EXERCISE REQUIREMENTS: Repeat each entry in full, exactly.

DATASET ENTRIES:
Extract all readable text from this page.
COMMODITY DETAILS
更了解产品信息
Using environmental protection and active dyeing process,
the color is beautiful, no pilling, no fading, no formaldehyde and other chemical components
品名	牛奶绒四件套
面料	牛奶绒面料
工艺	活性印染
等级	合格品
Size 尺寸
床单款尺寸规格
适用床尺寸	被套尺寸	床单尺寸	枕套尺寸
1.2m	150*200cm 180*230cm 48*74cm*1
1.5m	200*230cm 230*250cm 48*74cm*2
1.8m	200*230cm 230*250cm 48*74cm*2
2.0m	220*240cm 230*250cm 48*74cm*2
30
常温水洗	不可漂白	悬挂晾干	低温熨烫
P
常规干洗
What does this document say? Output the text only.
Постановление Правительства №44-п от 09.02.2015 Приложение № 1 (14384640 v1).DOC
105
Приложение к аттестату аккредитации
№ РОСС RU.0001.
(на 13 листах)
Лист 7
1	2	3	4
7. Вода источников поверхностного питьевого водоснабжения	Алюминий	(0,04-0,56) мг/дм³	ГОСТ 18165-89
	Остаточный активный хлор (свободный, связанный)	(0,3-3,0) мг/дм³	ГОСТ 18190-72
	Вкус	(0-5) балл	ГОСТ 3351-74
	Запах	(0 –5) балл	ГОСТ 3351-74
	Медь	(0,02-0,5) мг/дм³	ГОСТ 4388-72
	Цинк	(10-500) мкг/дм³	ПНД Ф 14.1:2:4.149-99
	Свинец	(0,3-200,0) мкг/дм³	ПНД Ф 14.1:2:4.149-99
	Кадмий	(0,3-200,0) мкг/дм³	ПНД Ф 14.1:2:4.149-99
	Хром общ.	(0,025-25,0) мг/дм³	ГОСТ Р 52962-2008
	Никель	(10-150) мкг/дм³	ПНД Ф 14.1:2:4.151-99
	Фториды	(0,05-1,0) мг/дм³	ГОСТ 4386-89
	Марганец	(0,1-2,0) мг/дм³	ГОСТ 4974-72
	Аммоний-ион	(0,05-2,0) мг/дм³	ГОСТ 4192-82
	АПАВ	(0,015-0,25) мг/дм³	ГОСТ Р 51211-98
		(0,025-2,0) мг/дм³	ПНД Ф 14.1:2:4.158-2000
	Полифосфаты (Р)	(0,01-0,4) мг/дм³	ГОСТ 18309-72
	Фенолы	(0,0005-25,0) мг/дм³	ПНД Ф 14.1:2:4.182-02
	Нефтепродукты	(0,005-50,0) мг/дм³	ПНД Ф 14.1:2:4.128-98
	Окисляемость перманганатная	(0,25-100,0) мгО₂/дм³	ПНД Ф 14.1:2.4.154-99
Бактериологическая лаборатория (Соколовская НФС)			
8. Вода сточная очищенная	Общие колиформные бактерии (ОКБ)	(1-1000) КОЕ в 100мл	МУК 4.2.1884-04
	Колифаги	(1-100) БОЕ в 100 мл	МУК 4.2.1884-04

EXPECTED OUTPUT:
Extract all readable text from this page.
COMMODITY DETAILS
更了解产品信息
Using environmental protection and active dyeing process,
the color is beautiful, no pilling, no fading, no formaldehyde and other chemical components
品名	牛奶绒四件套
面料	牛奶绒面料
工艺	活性印染
等级	合格品
Size 尺寸
床单款尺寸规格
适用床尺寸	被套尺寸	床单尺寸	枕套尺寸
1.2m	150*200cm 180*230cm 48*74cm*1
1.5m	200*230cm 230*250cm 48*74cm*2
1.8m	200*230cm 230*250cm 48*74cm*2
2.0m	220*240cm 230*250cm 48*74cm*2
30
常温水洗	不可漂白	悬挂晾干	低温熨烫
P
常规干洗
What does this document say? Output the text only.
Постановление Правительства №44-п от 09.02.2015 Приложение № 1 (14384640 v1).DOC
105
Приложение к аттестату аккредитации
№ РОСС RU.0001.
(на 13 листах)
Лист 7
1	2	3	4
7. Вода источников поверхностного питьевого водоснабжения	Алюминий	(0,04-0,56) мг/дм³	ГОСТ 18165-89
	Остаточный активный хлор (свободный, связанный)	(0,3-3,0) мг/дм³	ГОСТ 18190-72
	Вкус	(0-5) балл	ГОСТ 3351-74
	Запах	(0 –5) балл	ГОСТ 3351-74
	Медь	(0,02-0,5) мг/дм³	ГОСТ 4388-72
	Цинк	(10-500) мкг/дм³	ПНД Ф 14.1:2:4.149-99
	Свинец	(0,3-200,0) мкг/дм³	ПНД Ф 14.1:2:4.149-99
	Кадмий	(0,3-200,0) мкг/дм³	ПНД Ф 14.1:2:4.149-99
	Хром общ.	(0,025-25,0) мг/дм³	ГОСТ Р 52962-2008
	Никель	(10-150) мкг/дм³	ПНД Ф 14.1:2:4.151-99
	Фториды	(0,05-1,0) мг/дм³	ГОСТ 4386-89
	Марганец	(0,1-2,0) мг/дм³	ГОСТ 4974-72
	Аммоний-ион	(0,05-2,0) мг/дм³	ГОСТ 4192-82
	АПАВ	(0,015-0,25) мг/дм³	ГОСТ Р 51211-98
		(0,025-2,0) мг/дм³	ПНД Ф 14.1:2:4.158-2000
	Полифосфаты (Р)	(0,01-0,4) мг/дм³	ГОСТ 18309-72
	Фенолы	(0,0005-25,0) мг/дм³	ПНД Ф 14.1:2:4.182-02
	Нефтепродукты	(0,005-50,0) мг/дм³	ПНД Ф 14.1:2:4.128-98
	Окисляемость перманганатная	(0,25-100,0) мгО₂/дм³	ПНД Ф 14.1:2.4.154-99
Бактериологическая лаборатория (Соколовская НФС)			
8. Вода сточная очищенная	Общие колиформные бактерии (ОКБ)	(1-1000) КОЕ в 100мл	МУК 4.2.1884-04
	Колифаги	(1-100) БОЕ в 100 мл	МУК 4.2.1884-04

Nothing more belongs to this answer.